▶ _Stated problem_
Transcribe the records in full, keeping every character as it is.

::: Dataset records

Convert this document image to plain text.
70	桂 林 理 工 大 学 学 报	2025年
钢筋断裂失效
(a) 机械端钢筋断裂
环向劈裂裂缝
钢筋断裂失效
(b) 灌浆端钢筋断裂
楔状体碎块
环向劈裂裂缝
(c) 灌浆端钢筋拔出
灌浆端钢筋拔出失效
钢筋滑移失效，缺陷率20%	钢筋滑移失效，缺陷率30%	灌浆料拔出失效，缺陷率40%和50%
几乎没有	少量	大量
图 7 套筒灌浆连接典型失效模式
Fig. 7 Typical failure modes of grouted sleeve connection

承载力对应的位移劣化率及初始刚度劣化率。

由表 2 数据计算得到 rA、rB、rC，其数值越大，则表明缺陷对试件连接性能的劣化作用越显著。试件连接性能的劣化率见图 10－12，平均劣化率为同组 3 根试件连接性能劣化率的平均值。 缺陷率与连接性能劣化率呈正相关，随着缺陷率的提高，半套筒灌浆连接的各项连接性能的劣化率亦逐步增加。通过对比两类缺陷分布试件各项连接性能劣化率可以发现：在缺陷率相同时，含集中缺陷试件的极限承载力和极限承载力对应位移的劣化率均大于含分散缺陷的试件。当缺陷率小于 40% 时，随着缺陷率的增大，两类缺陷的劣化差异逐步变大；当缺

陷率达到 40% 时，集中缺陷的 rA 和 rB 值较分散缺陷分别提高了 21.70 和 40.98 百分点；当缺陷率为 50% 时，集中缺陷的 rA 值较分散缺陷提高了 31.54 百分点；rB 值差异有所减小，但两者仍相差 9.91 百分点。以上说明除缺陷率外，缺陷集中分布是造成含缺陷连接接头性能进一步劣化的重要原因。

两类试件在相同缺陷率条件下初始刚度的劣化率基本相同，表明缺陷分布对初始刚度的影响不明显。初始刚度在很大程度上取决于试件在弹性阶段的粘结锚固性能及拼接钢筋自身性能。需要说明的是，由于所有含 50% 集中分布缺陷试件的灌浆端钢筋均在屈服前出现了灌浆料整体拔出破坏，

::::::

▶ _Finished exercise_
Convert this document image to plain text.
70	桂 林 理 工 大 学 学 报	2025年
钢筋断裂失效
(a) 机械端钢筋断裂
环向劈裂裂缝
钢筋断裂失效
(b) 灌浆端钢筋断裂
楔状体碎块
环向劈裂裂缝
(c) 灌浆端钢筋拔出
灌浆端钢筋拔出失效
钢筋滑移失效，缺陷率20%	钢筋滑移失效，缺陷率30%	灌浆料拔出失效，缺陷率40%和50%
几乎没有	少量	大量
图 7 套筒灌浆连接典型失效模式
Fig. 7 Typical failure modes of grouted sleeve connection

承载力对应的位移劣化率及初始刚度劣化率。

由表 2 数据计算得到 rA、rB、rC，其数值越大，则表明缺陷对试件连接性能的劣化作用越显著。试件连接性能的劣化率见图 10－12，平均劣化率为同组 3 根试件连接性能劣化率的平均值。 缺陷率与连接性能劣化率呈正相关，随着缺陷率的提高，半套筒灌浆连接的各项连接性能的劣化率亦逐步增加。通过对比两类缺陷分布试件各项连接性能劣化率可以发现：在缺陷率相同时，含集中缺陷试件的极限承载力和极限承载力对应位移的劣化率均大于含分散缺陷的试件。当缺陷率小于 40% 时，随着缺陷率的增大，两类缺陷的劣化差异逐步变大；当缺

陷率达到 40% 时，集中缺陷的 rA 和 rB 值较分散缺陷分别提高了 21.70 和 40.98 百分点；当缺陷率为 50% 时，集中缺陷的 rA 值较分散缺陷提高了 31.54 百分点；rB 值差异有所减小，但两者仍相差 9.91 百分点。以上说明除缺陷率外，缺陷集中分布是造成含缺陷连接接头性能进一步劣化的重要原因。

两类试件在相同缺陷率条件下初始刚度的劣化率基本相同，表明缺陷分布对初始刚度的影响不明显。初始刚度在很大程度上取决于试件在弹性阶段的粘结锚固性能及拼接钢筋自身性能。需要说明的是，由于所有含 50% 集中分布缺陷试件的灌浆端钢筋均在屈服前出现了灌浆料整体拔出破坏，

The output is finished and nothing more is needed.